→ **Problem**: Reproduce the listing below verbatim.

Figure collection entries:
════════

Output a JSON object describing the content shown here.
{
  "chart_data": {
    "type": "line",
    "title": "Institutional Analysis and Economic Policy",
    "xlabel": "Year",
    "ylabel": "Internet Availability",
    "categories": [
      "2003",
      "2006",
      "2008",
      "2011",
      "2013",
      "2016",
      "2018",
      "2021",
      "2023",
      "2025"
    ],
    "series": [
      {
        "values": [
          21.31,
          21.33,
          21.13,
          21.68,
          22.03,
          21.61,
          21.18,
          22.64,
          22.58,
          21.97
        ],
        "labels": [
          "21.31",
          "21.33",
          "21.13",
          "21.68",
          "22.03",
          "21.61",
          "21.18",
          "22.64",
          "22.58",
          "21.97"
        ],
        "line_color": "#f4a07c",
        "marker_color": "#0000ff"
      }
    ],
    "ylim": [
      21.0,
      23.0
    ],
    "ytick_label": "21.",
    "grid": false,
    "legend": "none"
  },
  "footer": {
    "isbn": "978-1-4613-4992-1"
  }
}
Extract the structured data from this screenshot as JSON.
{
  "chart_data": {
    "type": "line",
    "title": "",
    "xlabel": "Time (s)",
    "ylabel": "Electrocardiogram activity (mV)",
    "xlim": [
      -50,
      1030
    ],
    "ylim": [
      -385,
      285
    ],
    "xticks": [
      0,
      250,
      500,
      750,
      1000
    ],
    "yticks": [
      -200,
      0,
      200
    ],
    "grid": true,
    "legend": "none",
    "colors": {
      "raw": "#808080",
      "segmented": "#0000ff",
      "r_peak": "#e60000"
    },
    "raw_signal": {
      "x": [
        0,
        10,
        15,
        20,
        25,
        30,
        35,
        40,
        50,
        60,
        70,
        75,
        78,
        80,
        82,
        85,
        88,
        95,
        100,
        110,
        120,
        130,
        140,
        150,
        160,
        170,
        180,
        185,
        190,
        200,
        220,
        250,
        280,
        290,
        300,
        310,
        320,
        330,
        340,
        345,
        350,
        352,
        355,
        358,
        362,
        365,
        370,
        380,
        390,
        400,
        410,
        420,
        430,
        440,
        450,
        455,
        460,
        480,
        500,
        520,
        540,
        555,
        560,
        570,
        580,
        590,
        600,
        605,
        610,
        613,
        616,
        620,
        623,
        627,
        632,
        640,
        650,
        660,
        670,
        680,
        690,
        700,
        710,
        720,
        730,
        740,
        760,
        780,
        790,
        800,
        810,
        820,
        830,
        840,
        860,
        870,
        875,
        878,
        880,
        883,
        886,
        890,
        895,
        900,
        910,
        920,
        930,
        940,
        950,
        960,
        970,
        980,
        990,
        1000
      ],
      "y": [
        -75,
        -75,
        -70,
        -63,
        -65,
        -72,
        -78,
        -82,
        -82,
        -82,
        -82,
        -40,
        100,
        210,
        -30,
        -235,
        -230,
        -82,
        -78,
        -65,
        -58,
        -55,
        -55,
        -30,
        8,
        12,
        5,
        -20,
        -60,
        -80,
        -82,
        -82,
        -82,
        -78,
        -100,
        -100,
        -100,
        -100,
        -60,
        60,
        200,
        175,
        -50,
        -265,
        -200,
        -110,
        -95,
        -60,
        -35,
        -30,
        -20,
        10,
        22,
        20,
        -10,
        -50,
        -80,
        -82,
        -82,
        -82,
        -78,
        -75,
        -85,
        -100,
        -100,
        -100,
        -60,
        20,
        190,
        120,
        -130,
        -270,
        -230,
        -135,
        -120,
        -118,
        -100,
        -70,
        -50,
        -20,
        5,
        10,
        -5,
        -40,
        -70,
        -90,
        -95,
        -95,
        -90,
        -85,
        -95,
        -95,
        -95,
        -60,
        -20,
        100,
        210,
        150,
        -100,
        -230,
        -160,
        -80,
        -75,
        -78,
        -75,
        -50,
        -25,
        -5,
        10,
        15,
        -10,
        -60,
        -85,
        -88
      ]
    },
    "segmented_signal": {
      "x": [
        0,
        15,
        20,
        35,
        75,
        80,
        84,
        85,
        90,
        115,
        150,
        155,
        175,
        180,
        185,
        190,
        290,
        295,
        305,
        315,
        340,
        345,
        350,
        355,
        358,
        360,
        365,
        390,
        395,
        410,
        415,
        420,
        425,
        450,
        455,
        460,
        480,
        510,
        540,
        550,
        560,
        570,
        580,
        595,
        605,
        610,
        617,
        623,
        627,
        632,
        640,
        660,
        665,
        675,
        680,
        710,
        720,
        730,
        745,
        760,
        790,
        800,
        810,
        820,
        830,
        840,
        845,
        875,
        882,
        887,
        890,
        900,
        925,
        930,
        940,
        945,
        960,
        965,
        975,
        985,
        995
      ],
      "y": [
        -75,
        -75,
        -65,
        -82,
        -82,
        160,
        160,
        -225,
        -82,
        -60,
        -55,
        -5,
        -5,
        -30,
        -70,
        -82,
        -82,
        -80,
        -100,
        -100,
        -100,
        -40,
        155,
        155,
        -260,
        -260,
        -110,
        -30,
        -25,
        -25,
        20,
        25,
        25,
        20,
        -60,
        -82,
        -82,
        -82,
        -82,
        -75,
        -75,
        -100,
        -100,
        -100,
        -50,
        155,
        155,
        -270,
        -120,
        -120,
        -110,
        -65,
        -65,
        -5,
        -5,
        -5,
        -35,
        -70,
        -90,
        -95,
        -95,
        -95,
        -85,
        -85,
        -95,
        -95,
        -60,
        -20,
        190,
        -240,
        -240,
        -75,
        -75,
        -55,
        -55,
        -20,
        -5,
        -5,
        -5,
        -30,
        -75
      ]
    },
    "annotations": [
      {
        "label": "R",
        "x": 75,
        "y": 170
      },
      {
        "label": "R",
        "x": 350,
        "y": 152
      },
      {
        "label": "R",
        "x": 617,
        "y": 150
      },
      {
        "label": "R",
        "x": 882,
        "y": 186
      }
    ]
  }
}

════════

→ **Written solution**:
Output a JSON object describing the content shown here.
{
  "chart_data": {
    "type": "line",
    "title": "Institutional Analysis and Economic Policy",
    "xlabel": "Year",
    "ylabel": "Internet Availability",
    "categories": [
      "2003",
      "2006",
      "2008",
      "2011",
      "2013",
      "2016",
      "2018",
      "2021",
      "2023",
      "2025"
    ],
    "series": [
      {
        "values": [
          21.31,
          21.33,
          21.13,
          21.68,
          22.03,
          21.61,
          21.18,
          22.64,
          22.58,
          21.97
        ],
        "labels": [
          "21.31",
          "21.33",
          "21.13",
          "21.68",
          "22.03",
          "21.61",
          "21.18",
          "22.64",
          "22.58",
          "21.97"
        ],
        "line_color": "#f4a07c",
        "marker_color": "#0000ff"
      }
    ],
    "ylim": [
      21.0,
      23.0
    ],
    "ytick_label": "21.",
    "grid": false,
    "legend": "none"
  },
  "footer": {
    "isbn": "978-1-4613-4992-1"
  }
}
Extract the structured data from this screenshot as JSON.
{
  "chart_data": {
    "type": "line",
    "title": "",
    "xlabel": "Time (s)",
    "ylabel": "Electrocardiogram activity (mV)",
    "xlim": [
      -50,
      1030
    ],
    "ylim": [
      -385,
      285
    ],
    "xticks": [
      0,
      250,
      500,
      750,
      1000
    ],
    "yticks": [
      -200,
      0,
      200
    ],
    "grid": true,
    "legend": "none",
    "colors": {
      "raw": "#808080",
      "segmented": "#0000ff",
      "r_peak": "#e60000"
    },
    "raw_signal": {
      "x": [
        0,
        10,
        15,
        20,
        25,
        30,
        35,
        40,
        50,
        60,
        70,
        75,
        78,
        80,
        82,
        85,
        88,
        95,
        100,
        110,
        120,
        130,
        140,
        150,
        160,
        170,
        180,
        185,
        190,
        200,
        220,
        250,
        280,
        290,
        300,
        310,
        320,
        330,
        340,
        345,
        350,
        352,
        355,
        358,
        362,
        365,
        370,
        380,
        390,
        400,
        410,
        420,
        430,
        440,
        450,
        455,
        460,
        480,
        500,
        520,
        540,
        555,
        560,
        570,
        580,
        590,
        600,
        605,
        610,
        613,
        616,
        620,
        623,
        627,
        632,
        640,
        650,
        660,
        670,
        680,
        690,
        700,
        710,
        720,
        730,
        740,
        760,
        780,
        790,
        800,
        810,
        820,
        830,
        840,
        860,
        870,
        875,
        878,
        880,
        883,
        886,
        890,
        895,
        900,
        910,
        920,
        930,
        940,
        950,
        960,
        970,
        980,
        990,
        1000
      ],
      "y": [
        -75,
        -75,
        -70,
        -63,
        -65,
        -72,
        -78,
        -82,
        -82,
        -82,
        -82,
        -40,
        100,
        210,
        -30,
        -235,
        -230,
        -82,
        -78,
        -65,
        -58,
        -55,
        -55,
        -30,
        8,
        12,
        5,
        -20,
        -60,
        -80,
        -82,
        -82,
        -82,
        -78,
        -100,
        -100,
        -100,
        -100,
        -60,
        60,
        200,
        175,
        -50,
        -265,
        -200,
        -110,
        -95,
        -60,
        -35,
        -30,
        -20,
        10,
        22,
        20,
        -10,
        -50,
        -80,
        -82,
        -82,
        -82,
        -78,
        -75,
        -85,
        -100,
        -100,
        -100,
        -60,
        20,
        190,
        120,
        -130,
        -270,
        -230,
        -135,
        -120,
        -118,
        -100,
        -70,
        -50,
        -20,
        5,
        10,
        -5,
        -40,
        -70,
        -90,
        -95,
        -95,
        -90,
        -85,
        -95,
        -95,
        -95,
        -60,
        -20,
        100,
        210,
        150,
        -100,
        -230,
        -160,
        -80,
        -75,
        -78,
        -75,
        -50,
        -25,
        -5,
        10,
        15,
        -10,
        -60,
        -85,
        -88
      ]
    },
    "segmented_signal": {
      "x": [
        0,
        15,
        20,
        35,
        75,
        80,
        84,
        85,
        90,
        115,
        150,
        155,
        175,
        180,
        185,
        190,
        290,
        295,
        305,
        315,
        340,
        345,
        350,
        355,
        358,
        360,
        365,
        390,
        395,
        410,
        415,
        420,
        425,
        450,
        455,
        460,
        480,
        510,
        540,
        550,
        560,
        570,
        580,
        595,
        605,
        610,
        617,
        623,
        627,
        632,
        640,
        660,
        665,
        675,
        680,
        710,
        720,
        730,
        745,
        760,
        790,
        800,
        810,
        820,
        830,
        840,
        845,
        875,
        882,
        887,
        890,
        900,
        925,
        930,
        940,
        945,
        960,
        965,
        975,
        985,
        995
      ],
      "y": [
        -75,
        -75,
        -65,
        -82,
        -82,
        160,
        160,
        -225,
        -82,
        -60,
        -55,
        -5,
        -5,
        -30,
        -70,
        -82,
        -82,
        -80,
        -100,
        -100,
        -100,
        -40,
        155,
        155,
        -260,
        -260,
        -110,
        -30,
        -25,
        -25,
        20,
        25,
        25,
        20,
        -60,
        -82,
        -82,
        -82,
        -82,
        -75,
        -75,
        -100,
        -100,
        -100,
        -50,
        155,
        155,
        -270,
        -120,
        -120,
        -110,
        -65,
        -65,
        -5,
        -5,
        -5,
        -35,
        -70,
        -90,
        -95,
        -95,
        -95,
        -85,
        -85,
        -95,
        -95,
        -60,
        -20,
        190,
        -240,
        -240,
        -75,
        -75,
        -55,
        -55,
        -20,
        -5,
        -5,
        -5,
        -30,
        -75
      ]
    },
    "annotations": [
      {
        "label": "R",
        "x": 75,
        "y": 170
      },
      {
        "label": "R",
        "x": 350,
        "y": 152
      },
      {
        "label": "R",
        "x": 617,
        "y": 150
      },
      {
        "label": "R",
        "x": 882,
        "y": 186
      }
    ]
  }
}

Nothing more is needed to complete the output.